# START OF Dataset extract

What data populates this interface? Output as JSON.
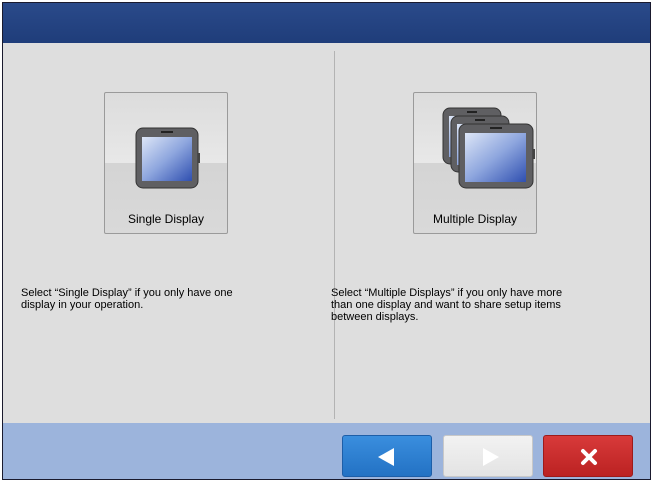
{
  "window": {
    "title": ""
  },
  "options": {
    "single": {
      "label": "Single Display",
      "icon": "display-icon",
      "description": "Select “Single Display” if you only have one\ndisplay in your operation."
    },
    "multiple": {
      "label": "Multiple Display",
      "icon": "multiple-displays-icon",
      "description": "Select “Multiple Displays” if you only have more\nthan one display and want to share setup items\nbetween displays."
    }
  },
  "navigation": {
    "back_icon": "triangle-left-icon",
    "next_icon": "triangle-right-icon",
    "next_enabled": false,
    "cancel_icon": "close-x-icon"
  },
  "colors": {
    "title_bar": "#1f3d7a",
    "content_bg": "#dedede",
    "bottom_bar": "#9cb4dc",
    "back_button": "#2a7dd2",
    "cancel_button": "#c62b2b",
    "next_button_disabled": "#ececec"
  }
}
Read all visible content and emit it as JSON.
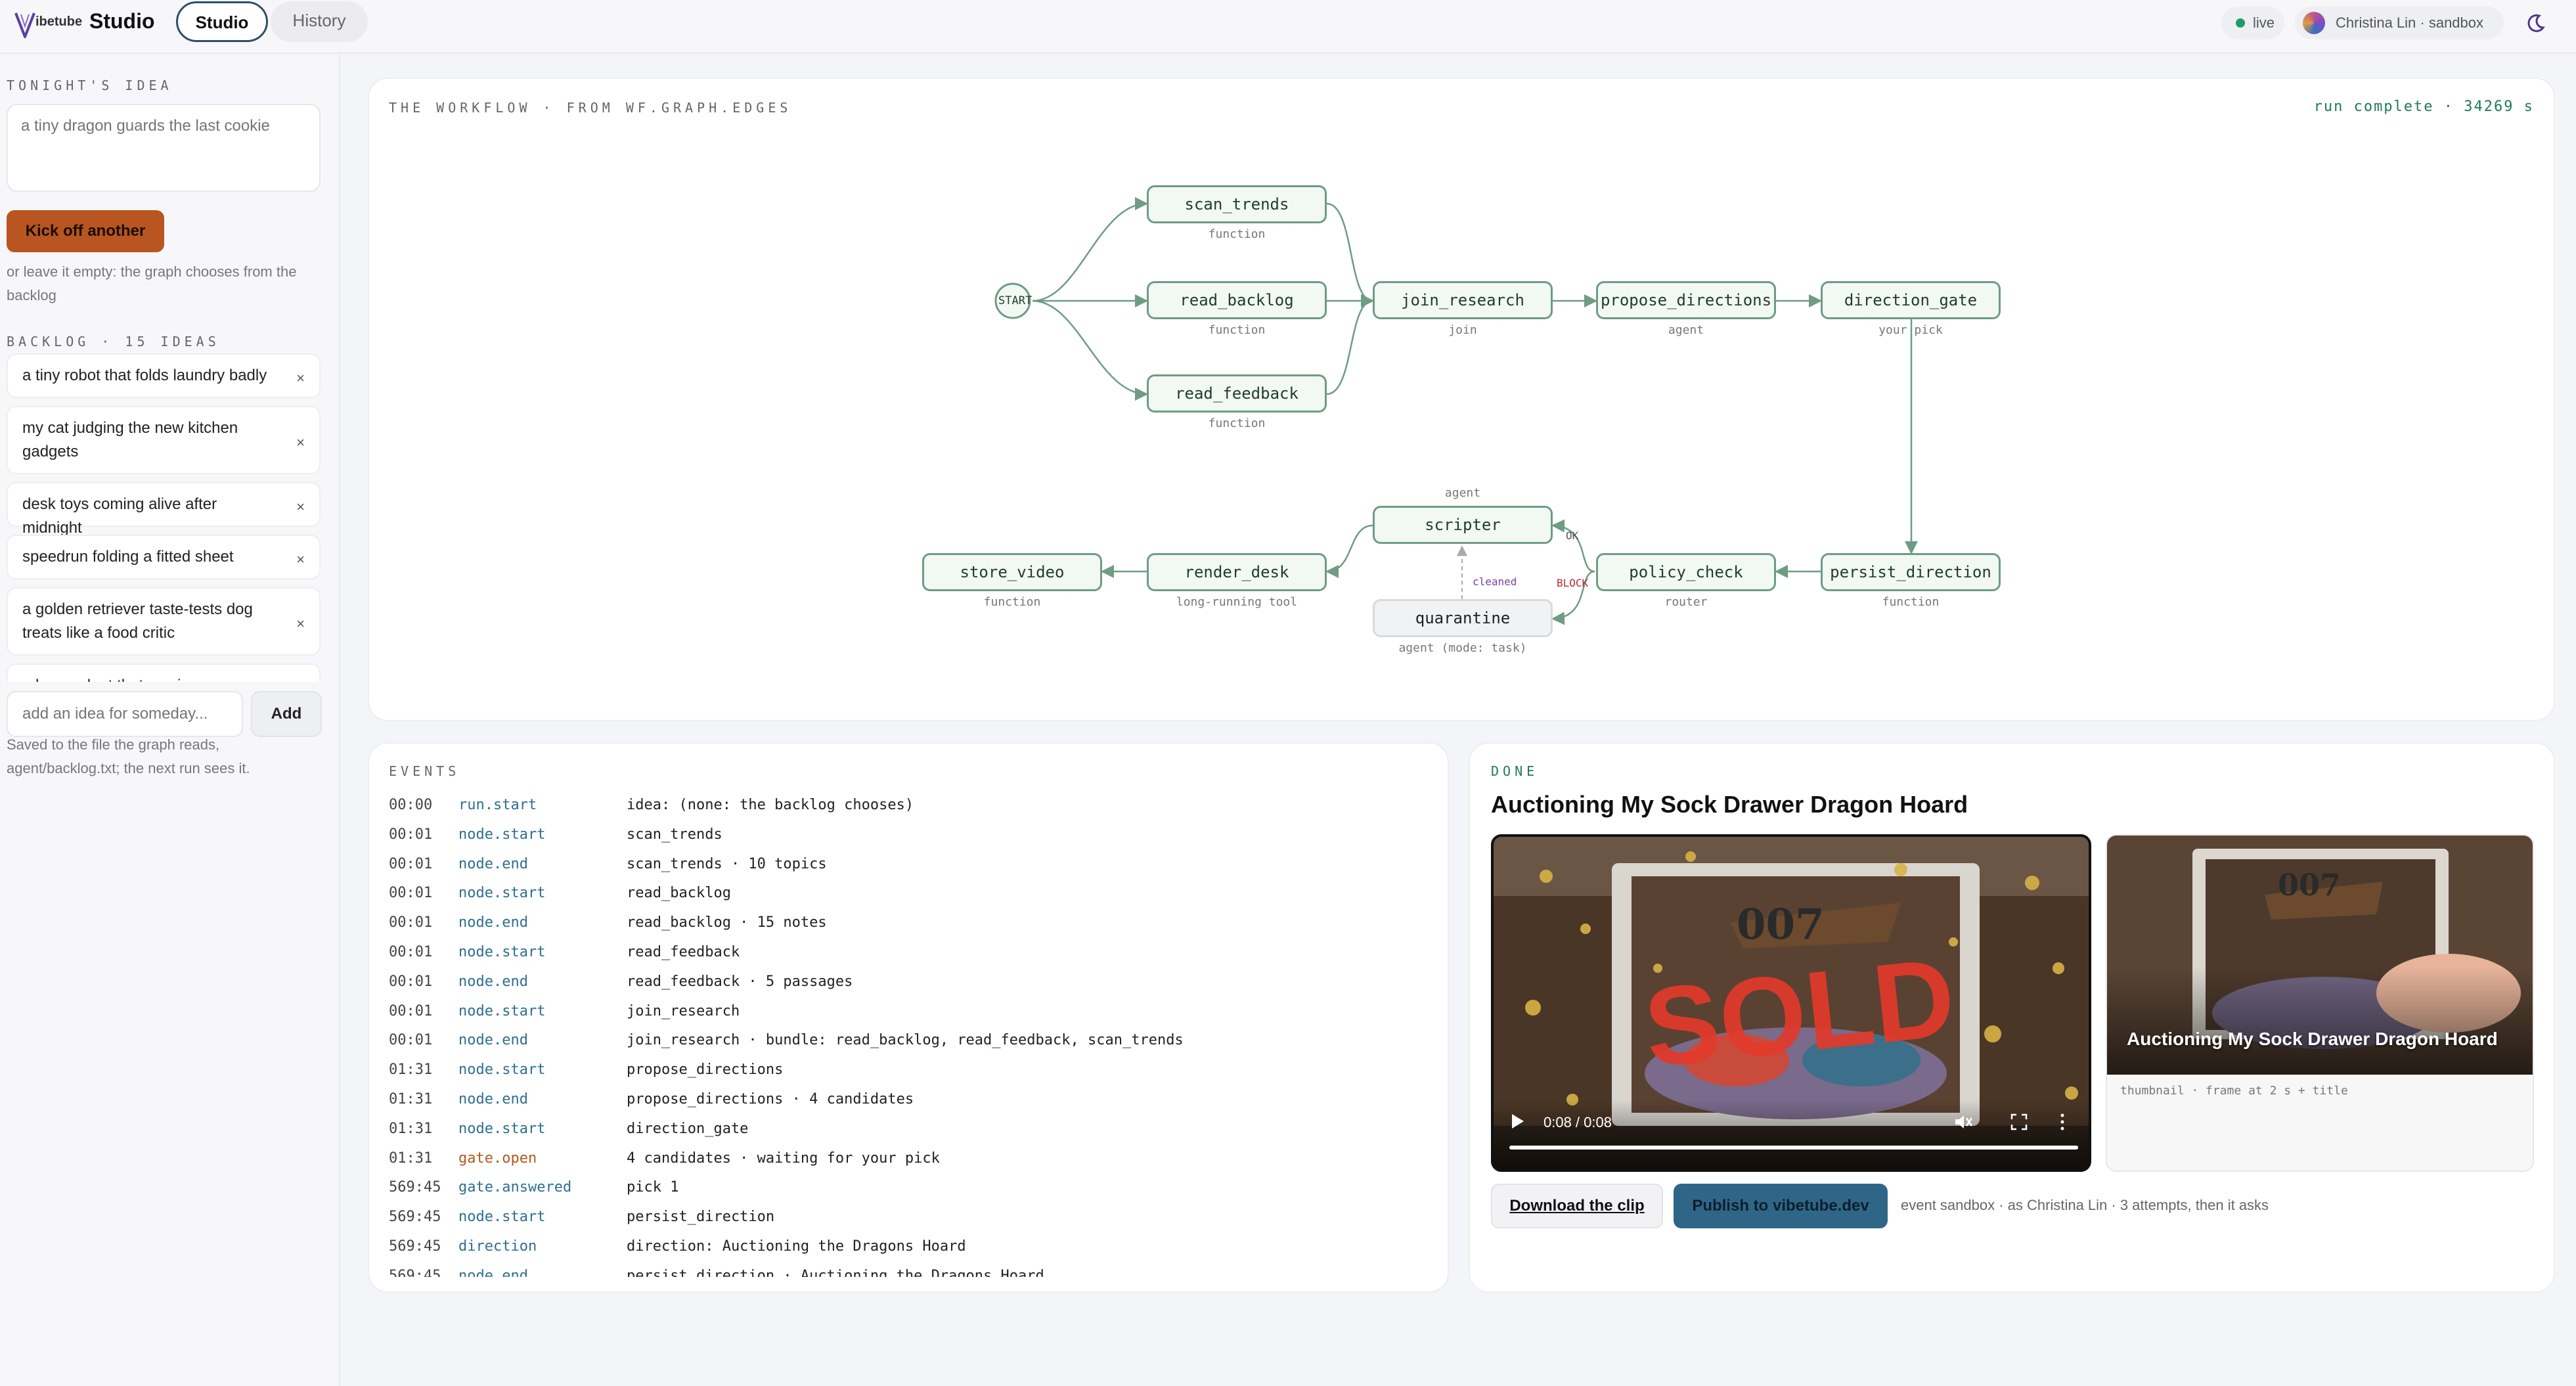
{
  "header": {
    "logo_text": "ibetube",
    "app_title": "Studio",
    "tabs": [
      {
        "label": "Studio",
        "active": true
      },
      {
        "label": "History",
        "active": false
      }
    ],
    "live_label": "live",
    "user_label": "Christina Lin · sandbox"
  },
  "sidebar": {
    "idea_label": "TONIGHT'S IDEA",
    "idea_placeholder": "a tiny dragon guards the last cookie",
    "kick_button": "Kick off another",
    "empty_help": "or leave it empty: the graph chooses from the backlog",
    "backlog_label": "BACKLOG · 15 IDEAS",
    "backlog_items": [
      "a tiny robot that folds laundry badly",
      "my cat judging the new kitchen gadgets",
      "desk toys coming alive after midnight",
      "speedrun folding a fitted sheet",
      "a golden retriever taste-tests dog treats like a food critic",
      "a houseplant that survives"
    ],
    "remove_glyph": "×",
    "add_placeholder": "add an idea for someday...",
    "add_button": "Add",
    "saved_help": "Saved to the file the graph reads, agent/backlog.txt; the next run sees it."
  },
  "workflow": {
    "label": "THE WORKFLOW · FROM WF.GRAPH.EDGES",
    "status": "run complete · 34269 s",
    "start_label": "START",
    "nodes": {
      "scan_trends": {
        "label": "scan_trends",
        "kind": "function"
      },
      "read_backlog": {
        "label": "read_backlog",
        "kind": "function"
      },
      "read_feedback": {
        "label": "read_feedback",
        "kind": "function"
      },
      "join_research": {
        "label": "join_research",
        "kind": "join"
      },
      "propose_directions": {
        "label": "propose_directions",
        "kind": "agent"
      },
      "direction_gate": {
        "label": "direction_gate",
        "kind": "your pick"
      },
      "persist_direction": {
        "label": "persist_direction",
        "kind": "function"
      },
      "policy_check": {
        "label": "policy_check",
        "kind": "router"
      },
      "scripter": {
        "label": "scripter",
        "kind": "agent"
      },
      "quarantine": {
        "label": "quarantine",
        "kind": "agent (mode: task)"
      },
      "render_desk": {
        "label": "render_desk",
        "kind": "long-running tool"
      },
      "store_video": {
        "label": "store_video",
        "kind": "function"
      }
    },
    "edge_labels": {
      "ok": "OK",
      "block": "BLOCK",
      "cleaned": "cleaned"
    },
    "colors": {
      "node_border": "#6e9c84",
      "node_fill": "#f2f8f4",
      "block": "#b03030",
      "cleaned": "#7b3fa8"
    }
  },
  "events": {
    "label": "EVENTS",
    "rows": [
      {
        "time": "00:00",
        "kind": "run.start",
        "detail": "idea: (none: the backlog chooses)"
      },
      {
        "time": "00:01",
        "kind": "node.start",
        "detail": "scan_trends"
      },
      {
        "time": "00:01",
        "kind": "node.end",
        "detail": "scan_trends · 10 topics"
      },
      {
        "time": "00:01",
        "kind": "node.start",
        "detail": "read_backlog"
      },
      {
        "time": "00:01",
        "kind": "node.end",
        "detail": "read_backlog · 15 notes"
      },
      {
        "time": "00:01",
        "kind": "node.start",
        "detail": "read_feedback"
      },
      {
        "time": "00:01",
        "kind": "node.end",
        "detail": "read_feedback · 5 passages"
      },
      {
        "time": "00:01",
        "kind": "node.start",
        "detail": "join_research"
      },
      {
        "time": "00:01",
        "kind": "node.end",
        "detail": "join_research · bundle: read_backlog, read_feedback, scan_trends"
      },
      {
        "time": "01:31",
        "kind": "node.start",
        "detail": "propose_directions"
      },
      {
        "time": "01:31",
        "kind": "node.end",
        "detail": "propose_directions · 4 candidates"
      },
      {
        "time": "01:31",
        "kind": "node.start",
        "detail": "direction_gate"
      },
      {
        "time": "01:31",
        "kind": "gate.open",
        "detail": "4 candidates · waiting for your pick"
      },
      {
        "time": "569:45",
        "kind": "gate.answered",
        "detail": "pick 1"
      },
      {
        "time": "569:45",
        "kind": "node.start",
        "detail": "persist_direction"
      },
      {
        "time": "569:45",
        "kind": "direction",
        "detail": "direction: Auctioning the Dragons Hoard"
      },
      {
        "time": "569:45",
        "kind": "node.end",
        "detail": "persist_direction · Auctioning the Dragons Hoard"
      }
    ]
  },
  "done": {
    "label": "DONE",
    "title": "Auctioning My Sock Drawer Dragon Hoard",
    "video_time": "0:08 / 0:08",
    "video_progress": 1.0,
    "thumb_title": "Auctioning My Sock Drawer Dragon Hoard",
    "thumb_caption": "thumbnail · frame at 2 s + title",
    "download_button": "Download the clip",
    "publish_button": "Publish to vibetube.dev",
    "publish_note": "event sandbox · as Christina Lin · 3 attempts, then it asks",
    "box_number": "007",
    "overlay_text": "SOLD"
  }
}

# END OF Dataset extract

## Objective
Quote everything in the listing above exactly; pictures are the only thing to omit.

## Completed task
What data populates this interface? Output as JSON.
{
  "window": {
    "title": ""
  },
  "options": {
    "single": {
      "label": "Single Display",
      "icon": "display-icon",
      "description": "Select “Single Display” if you only have one\ndisplay in your operation."
    },
    "multiple": {
      "label": "Multiple Display",
      "icon": "multiple-displays-icon",
      "description": "Select “Multiple Displays” if you only have more\nthan one display and want to share setup items\nbetween displays."
    }
  },
  "navigation": {
    "back_icon": "triangle-left-icon",
    "next_icon": "triangle-right-icon",
    "next_enabled": false,
    "cancel_icon": "close-x-icon"
  },
  "colors": {
    "title_bar": "#1f3d7a",
    "content_bg": "#dedede",
    "bottom_bar": "#9cb4dc",
    "back_button": "#2a7dd2",
    "cancel_button": "#c62b2b",
    "next_button_disabled": "#ececec"
  }
}
Read all visible content and emit it as JSON.
{
  "header": {
    "logo_text": "ibetube",
    "app_title": "Studio",
    "tabs": [
      {
        "label": "Studio",
        "active": true
      },
      {
        "label": "History",
        "active": false
      }
    ],
    "live_label": "live",
    "user_label": "Christina Lin · sandbox"
  },
  "sidebar": {
    "idea_label": "TONIGHT'S IDEA",
    "idea_placeholder": "a tiny dragon guards the last cookie",
    "kick_button": "Kick off another",
    "empty_help": "or leave it empty: the graph chooses from the backlog",
    "backlog_label": "BACKLOG · 15 IDEAS",
    "backlog_items": [
      "a tiny robot that folds laundry badly",
      "my cat judging the new kitchen gadgets",
      "desk toys coming alive after midnight",
      "speedrun folding a fitted sheet",
      "a golden retriever taste-tests dog treats like a food critic",
      "a houseplant that survives"
    ],
    "remove_glyph": "×",
    "add_placeholder": "add an idea for someday...",
    "add_button": "Add",
    "saved_help": "Saved to the file the graph reads, agent/backlog.txt; the next run sees it."
  },
  "workflow": {
    "label": "THE WORKFLOW · FROM WF.GRAPH.EDGES",
    "status": "run complete · 34269 s",
    "start_label": "START",
    "nodes": {
      "scan_trends": {
        "label": "scan_trends",
        "kind": "function"
      },
      "read_backlog": {
        "label": "read_backlog",
        "kind": "function"
      },
      "read_feedback": {
        "label": "read_feedback",
        "kind": "function"
      },
      "join_research": {
        "label": "join_research",
        "kind": "join"
      },
      "propose_directions": {
        "label": "propose_directions",
        "kind": "agent"
      },
      "direction_gate": {
        "label": "direction_gate",
        "kind": "your pick"
      },
      "persist_direction": {
        "label": "persist_direction",
        "kind": "function"
      },
      "policy_check": {
        "label": "policy_check",
        "kind": "router"
      },
      "scripter": {
        "label": "scripter",
        "kind": "agent"
      },
      "quarantine": {
        "label": "quarantine",
        "kind": "agent (mode: task)"
      },
      "render_desk": {
        "label": "render_desk",
        "kind": "long-running tool"
      },
      "store_video": {
        "label": "store_video",
        "kind": "function"
      }
    },
    "edge_labels": {
      "ok": "OK",
      "block": "BLOCK",
      "cleaned": "cleaned"
    },
    "colors": {
      "node_border": "#6e9c84",
      "node_fill": "#f2f8f4",
      "block": "#b03030",
      "cleaned": "#7b3fa8"
    }
  },
  "events": {
    "label": "EVENTS",
    "rows": [
      {
        "time": "00:00",
        "kind": "run.start",
        "detail": "idea: (none: the backlog chooses)"
      },
      {
        "time": "00:01",
        "kind": "node.start",
        "detail": "scan_trends"
      },
      {
        "time": "00:01",
        "kind": "node.end",
        "detail": "scan_trends · 10 topics"
      },
      {
        "time": "00:01",
        "kind": "node.start",
        "detail": "read_backlog"
      },
      {
        "time": "00:01",
        "kind": "node.end",
        "detail": "read_backlog · 15 notes"
      },
      {
        "time": "00:01",
        "kind": "node.start",
        "detail": "read_feedback"
      },
      {
        "time": "00:01",
        "kind": "node.end",
        "detail": "read_feedback · 5 passages"
      },
      {
        "time": "00:01",
        "kind": "node.start",
        "detail": "join_research"
      },
      {
        "time": "00:01",
        "kind": "node.end",
        "detail": "join_research · bundle: read_backlog, read_feedback, scan_trends"
      },
      {
        "time": "01:31",
        "kind": "node.start",
        "detail": "propose_directions"
      },
      {
        "time": "01:31",
        "kind": "node.end",
        "detail": "propose_directions · 4 candidates"
      },
      {
        "time": "01:31",
        "kind": "node.start",
        "detail": "direction_gate"
      },
      {
        "time": "01:31",
        "kind": "gate.open",
        "detail": "4 candidates · waiting for your pick"
      },
      {
        "time": "569:45",
        "kind": "gate.answered",
        "detail": "pick 1"
      },
      {
        "time": "569:45",
        "kind": "node.start",
        "detail": "persist_direction"
      },
      {
        "time": "569:45",
        "kind": "direction",
        "detail": "direction: Auctioning the Dragons Hoard"
      },
      {
        "time": "569:45",
        "kind": "node.end",
        "detail": "persist_direction · Auctioning the Dragons Hoard"
      }
    ]
  },
  "done": {
    "label": "DONE",
    "title": "Auctioning My Sock Drawer Dragon Hoard",
    "video_time": "0:08 / 0:08",
    "video_progress": 1.0,
    "thumb_title": "Auctioning My Sock Drawer Dragon Hoard",
    "thumb_caption": "thumbnail · frame at 2 s + title",
    "download_button": "Download the clip",
    "publish_button": "Publish to vibetube.dev",
    "publish_note": "event sandbox · as Christina Lin · 3 attempts, then it asks",
    "box_number": "007",
    "overlay_text": "SOLD"
  }
}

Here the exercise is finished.